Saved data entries
——
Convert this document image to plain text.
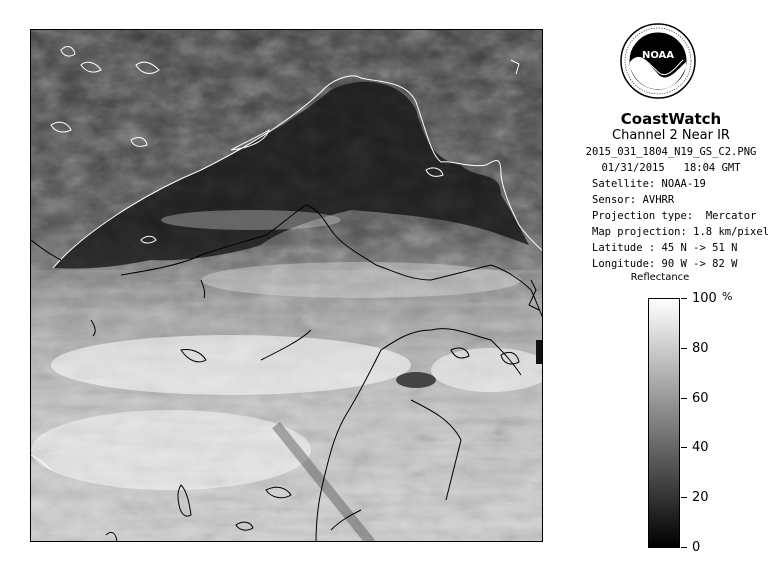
NOAA
CoastWatch
Channel 2 Near IR
2015_031_1804_N19_GS_C2.PNG
01/31/2015 18:04 GMT
Satellite: NOAA-19
Sensor: AVHRR
Projection type: Mercator
Map projection: 1.8 km/pixel
Latitude : 45 N -> 51 N
Longitude: 90 W -> 82 W
Reflectance
%
100
80
60
40
20
0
——
In your copy of the listing above, reproduce each line exactly and omit all pictures.

WRITTEN SOLUTION:
Convert this document image to plain text.
NOAA
CoastWatch
Channel 2 Near IR
2015_031_1804_N19_GS_C2.PNG
01/31/2015 18:04 GMT
Satellite: NOAA-19
Sensor: AVHRR
Projection type: Mercator
Map projection: 1.8 km/pixel
Latitude : 45 N -> 51 N
Longitude: 90 W -> 82 W
Reflectance
%
100
80
60
40
20
0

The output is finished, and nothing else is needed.